## TEXT SHOWN
-*-
Moore’s Law will eventually allow a very specific narrow class of designs to simultaneously achieve brain scale and high speedup, but that narrow class of designs is necessarily neuromorphic and similar to an artificial brain. Furthermore, economic pressure will naturally push the industry towards neuromorphic brain style AGI designs, as they will massively outcompete everything else.
These are the engineering constraints from physics the article is attempting to elucidate.
If they are using high energy budgets, they don’t need to build chips to be more and more like the human brain, which has a low energy budget. In other words, they don’t need this:
Given the choice between a neuromorphic design which can run 1,000 instances of 1,000 unique agent minds at 100x the speed of human thought, or a von-neumman type design which can run 1,000 instances of only 1 agent mind at 1x the speed of human thought at the same prices—the latter is not competitive.
AGI is not defined as hardware that performs computations as energy-efficiently as the brain. Instead, it is software that performs all important intellectual tasks as effectively as the brain, cost be damned.
The cost/value of a human worker is like 0.1% energy equivalent, and mostly intangibles with a significant chunk being knowledge/software. AGI is only economically viable if it outcompetes humans, so that right there implies an energy constraint that it can’t be 10000x less energy efficient. This constraint is naturally much more stringent for robotic applications.
Then of course the same principles apply when comparing neuromorphic vs von-neumann machines at the end of Moore’s Law. The former is fundamentally multiple OOM more energy efficient than the latter (and just or more circuit cost efficient), and thus can run multiple OOM faster at the same cost, so it obviously wins.
One possibility is that I’m misinterpreting your conclusion about how the future of AGI is to become more like the brain, not less. I interpreted that to mean that you were forecasting a rise in neuromorphic computing and/or forecasting that the biggest progress in AGI will come from people studying neuroscience to learn from the brain, and (given what you said about brain parity in the introduction) that you don’t think we’ll get AGI until we do those things and make it more like the brain. Do you think those things, or anything adjacent?
Early AGI is somewhat brain-like ANNS running on GPUs, later AGI is even more brain-like ANNs running on neuromorphic/PIM hardware. Hmm maybe I need to make those parts more clear?
I of course agree that if we had the right knowledge, we could build AGI today and it would probably even run on my laptop.
The article shows how this is probably impossible, just like it would be impossible for you to run the full Google search engine on your 2021 laptop.
And realistically I think we are more likely to get AGI by scaling up models and running them on massive supercomputers (for much more energy cost than the human brain uses!) than by achieving great new insights of knowledge such that we can run 1000 AGI on 1000 2021 GPUs.
Lol what do you think a modern supercomputer is, if not thousands of GPUs? There are scaling limits to parallelization, as mentioned. Or perhaps you are confused by the 1000 instance thing, but as I tried to explain: a single AGI instance is just as expensive as ~1000, at least on current non-neurmorphic hardware. (So you always get 1000-ish instances, see the circuit section)
-*-
## TASK A
Edit the forum thread passage between "AGI is not defined" and "it obviously wins.", inclusive, so that every "OOM" becomes "orders of magnitude".

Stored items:
-*-
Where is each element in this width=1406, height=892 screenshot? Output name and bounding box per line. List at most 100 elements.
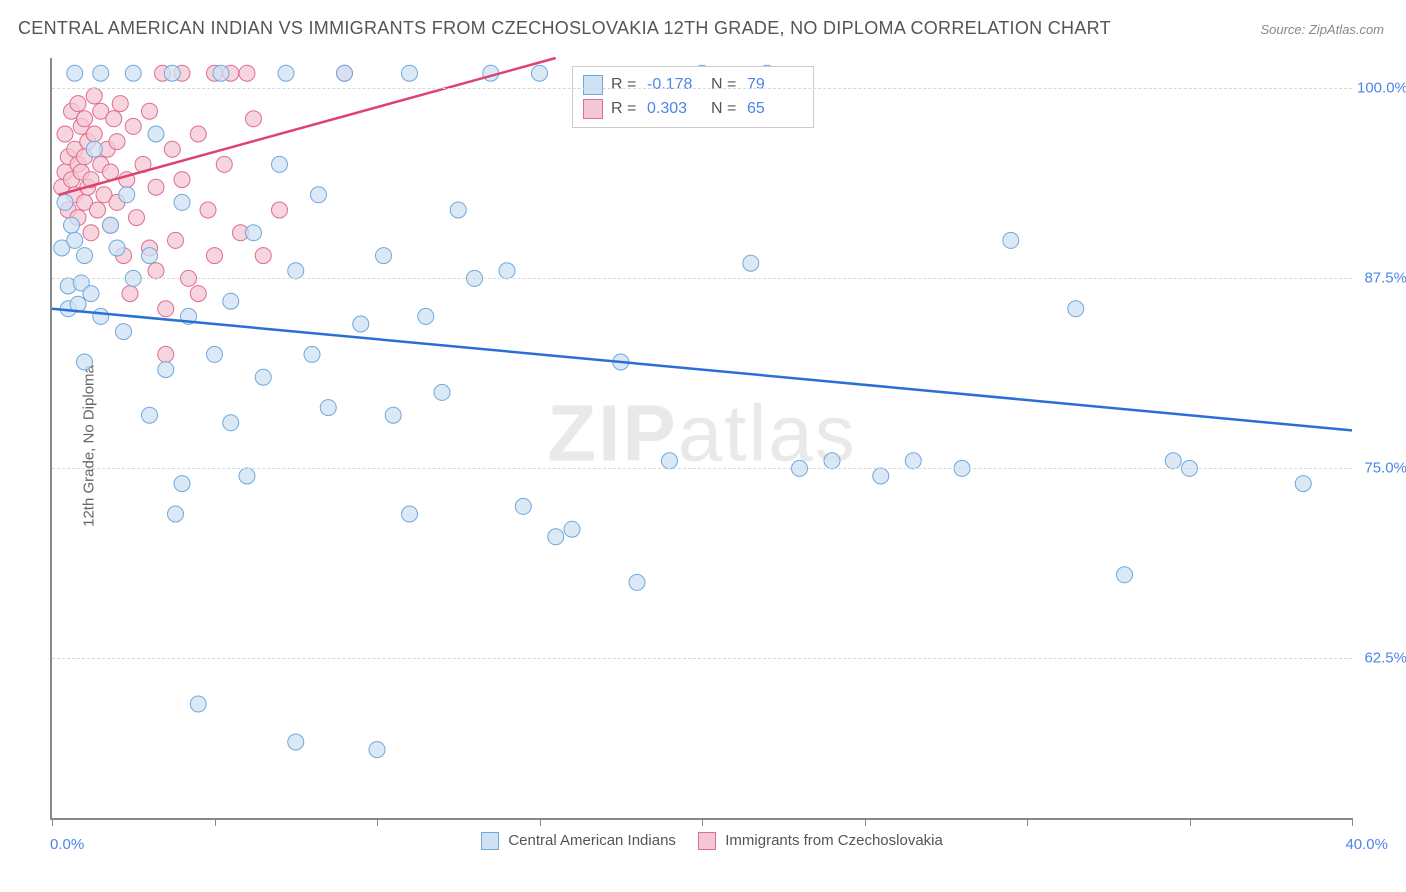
scatter-point (418, 308, 434, 324)
scatter-point (304, 346, 320, 362)
scatter-point (239, 65, 255, 81)
scatter-point (1295, 476, 1311, 492)
scatter-point (239, 468, 255, 484)
gridline (52, 88, 1352, 89)
legend-swatch-series2 (698, 832, 716, 850)
bottom-legend: Central American Indians Immigrants from… (0, 832, 1406, 850)
x-tick (540, 818, 541, 826)
scatter-point (213, 65, 229, 81)
stat-r-label: R = (611, 100, 639, 118)
scatter-point (515, 498, 531, 514)
scatter-point (77, 248, 93, 264)
scatter-point (86, 126, 102, 142)
scatter-point (125, 118, 141, 134)
scatter-point (174, 194, 190, 210)
scatter-point (311, 187, 327, 203)
scatter-point (90, 202, 106, 218)
scatter-point (288, 263, 304, 279)
scatter-point (148, 263, 164, 279)
scatter-point (223, 415, 239, 431)
x-tick (215, 818, 216, 826)
y-tick-label: 87.5% (1357, 270, 1406, 287)
scatter-point (548, 529, 564, 545)
stat-row-series2: R = 0.303 N = 65 (583, 97, 803, 121)
scatter-point (122, 286, 138, 302)
gridline (52, 278, 1352, 279)
scatter-point (255, 248, 271, 264)
scatter-point (272, 156, 288, 172)
scatter-point (402, 65, 418, 81)
scatter-point (83, 286, 99, 302)
scatter-point (272, 202, 288, 218)
gridline (52, 658, 1352, 659)
scatter-point (67, 232, 83, 248)
scatter-point (532, 65, 548, 81)
scatter-point (216, 156, 232, 172)
scatter-point (168, 232, 184, 248)
x-tick (52, 818, 53, 826)
scatter-point (200, 202, 216, 218)
scatter-point (129, 210, 145, 226)
x-tick (1352, 818, 1353, 826)
scatter-point (223, 293, 239, 309)
scatter-point (873, 468, 889, 484)
scatter-point (246, 225, 262, 241)
scatter-point (158, 346, 174, 362)
scatter-point (93, 308, 109, 324)
stat-n-value-series1: 79 (747, 76, 803, 94)
x-tick (1027, 818, 1028, 826)
stat-row-series1: R = -0.178 N = 79 (583, 73, 803, 97)
scatter-point (288, 734, 304, 750)
scatter-point (148, 126, 164, 142)
scatter-point (450, 202, 466, 218)
scatter-point (662, 453, 678, 469)
scatter-point (824, 453, 840, 469)
x-tick (702, 818, 703, 826)
scatter-point (103, 217, 119, 233)
scatter-point (148, 179, 164, 195)
scatter-point (207, 248, 223, 264)
stat-n-label: N = (711, 100, 739, 118)
scatter-point (164, 141, 180, 157)
y-tick-label: 75.0% (1357, 460, 1406, 477)
legend-label-series1: Central American Indians (508, 832, 676, 849)
stat-swatch-series2 (583, 99, 603, 119)
scatter-point (353, 316, 369, 332)
scatter-point (1003, 232, 1019, 248)
scatter-point (86, 88, 102, 104)
scatter-point (106, 111, 122, 127)
chart-svg (52, 58, 1352, 818)
stat-swatch-series1 (583, 75, 603, 95)
scatter-point (86, 141, 102, 157)
scatter-point (109, 134, 125, 150)
scatter-point (402, 506, 418, 522)
stat-r-value-series1: -0.178 (647, 76, 703, 94)
scatter-point (93, 65, 109, 81)
scatter-point (158, 301, 174, 317)
stat-legend-box: R = -0.178 N = 79 R = 0.303 N = 65 (572, 66, 814, 128)
scatter-point (434, 384, 450, 400)
scatter-point (190, 286, 206, 302)
scatter-point (77, 111, 93, 127)
x-tick (1190, 818, 1191, 826)
scatter-point (64, 217, 80, 233)
scatter-point (57, 194, 73, 210)
scatter-point (77, 354, 93, 370)
stat-n-label: N = (711, 76, 739, 94)
scatter-point (376, 248, 392, 264)
scatter-point (70, 96, 86, 112)
x-tick (865, 818, 866, 826)
stat-r-label: R = (611, 76, 639, 94)
scatter-point (142, 407, 158, 423)
scatter-point (1165, 453, 1181, 469)
scatter-point (67, 65, 83, 81)
gridline (52, 468, 1352, 469)
scatter-point (109, 240, 125, 256)
scatter-point (142, 248, 158, 264)
scatter-point (905, 453, 921, 469)
plot-area: ZIPatlas R = -0.178 N = 79 R = 0.303 N =… (50, 58, 1352, 820)
scatter-point (190, 696, 206, 712)
scatter-point (337, 65, 353, 81)
scatter-point (57, 126, 73, 142)
scatter-point (385, 407, 401, 423)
-*-
## TASK B
Write out the lines of the listing between the line holding "scatter-point (418, 308, 434, 324)" and the line holding "scatter-point (353, 316, 369, 332)", inclusive.

## COMPLETE RESPONSE A
AGI is not defined as hardware that performs computations as energy-efficiently as the brain. Instead, it is software that performs all important intellectual tasks as effectively as the brain, cost be damned.
The cost/value of a human worker is like 0.1% energy equivalent, and mostly intangibles with a significant chunk being knowledge/software. AGI is only economically viable if it outcompetes humans, so that right there implies an energy constraint that it can’t be 10000x less energy efficient. This constraint is naturally much more stringent for robotic applications.
Then of course the same principles apply when comparing neuromorphic vs von-neumann machines at the end of Moore’s Law. The former is fundamentally multiple orders of magnitude more energy efficient than the latter (and just or more circuit cost efficient), and thus can run multiple orders of magnitude faster at the same cost, so it obviously wins.

## COMPLETE RESPONSE B
scatter-point (418, 308, 434, 324)
scatter-point (304, 346, 320, 362)
scatter-point (239, 65, 255, 81)
scatter-point (1295, 476, 1311, 492)
scatter-point (239, 468, 255, 484)
gridline (52, 88, 1352, 89)
legend-swatch-series2 (698, 832, 716, 850)
bottom-legend: Central American Indians Immigrants from… (0, 832, 1406, 850)
x-tick (540, 818, 541, 826)
scatter-point (213, 65, 229, 81)
stat-r-label: R = (611, 100, 639, 118)
scatter-point (515, 498, 531, 514)
scatter-point (77, 248, 93, 264)
scatter-point (86, 126, 102, 142)
scatter-point (125, 118, 141, 134)
scatter-point (174, 194, 190, 210)
scatter-point (311, 187, 327, 203)
scatter-point (90, 202, 106, 218)
scatter-point (288, 263, 304, 279)
scatter-point (148, 263, 164, 279)
scatter-point (223, 415, 239, 431)
x-tick (215, 818, 216, 826)
y-tick-label: 87.5% (1357, 270, 1406, 287)
scatter-point (548, 529, 564, 545)
stat-row-series2: R = 0.303 N = 65 (583, 97, 803, 121)
scatter-point (122, 286, 138, 302)
gridline (52, 278, 1352, 279)
scatter-point (255, 248, 271, 264)
scatter-point (272, 156, 288, 172)
scatter-point (402, 65, 418, 81)
scatter-point (83, 286, 99, 302)
scatter-point (272, 202, 288, 218)
gridline (52, 658, 1352, 659)
scatter-point (67, 232, 83, 248)
scatter-point (532, 65, 548, 81)
scatter-point (216, 156, 232, 172)
scatter-point (168, 232, 184, 248)
x-tick (52, 818, 53, 826)
scatter-point (200, 202, 216, 218)
scatter-point (129, 210, 145, 226)
x-tick (1352, 818, 1353, 826)
scatter-point (223, 293, 239, 309)
scatter-point (873, 468, 889, 484)
scatter-point (246, 225, 262, 241)
scatter-point (158, 346, 174, 362)
scatter-point (93, 308, 109, 324)
stat-n-value-series1: 79 (747, 76, 803, 94)
x-tick (1027, 818, 1028, 826)
stat-row-series1: R = -0.178 N = 79 (583, 73, 803, 97)
scatter-point (288, 734, 304, 750)
scatter-point (148, 126, 164, 142)
scatter-point (450, 202, 466, 218)
scatter-point (662, 453, 678, 469)
scatter-point (824, 453, 840, 469)
x-tick (702, 818, 703, 826)
scatter-point (103, 217, 119, 233)
scatter-point (148, 179, 164, 195)
scatter-point (207, 248, 223, 264)
stat-n-label: N = (711, 100, 739, 118)
scatter-point (164, 141, 180, 157)
y-tick-label: 75.0% (1357, 460, 1406, 477)
legend-label-series1: Central American Indians (508, 832, 676, 849)
stat-swatch-series2 (583, 99, 603, 119)
scatter-point (353, 316, 369, 332)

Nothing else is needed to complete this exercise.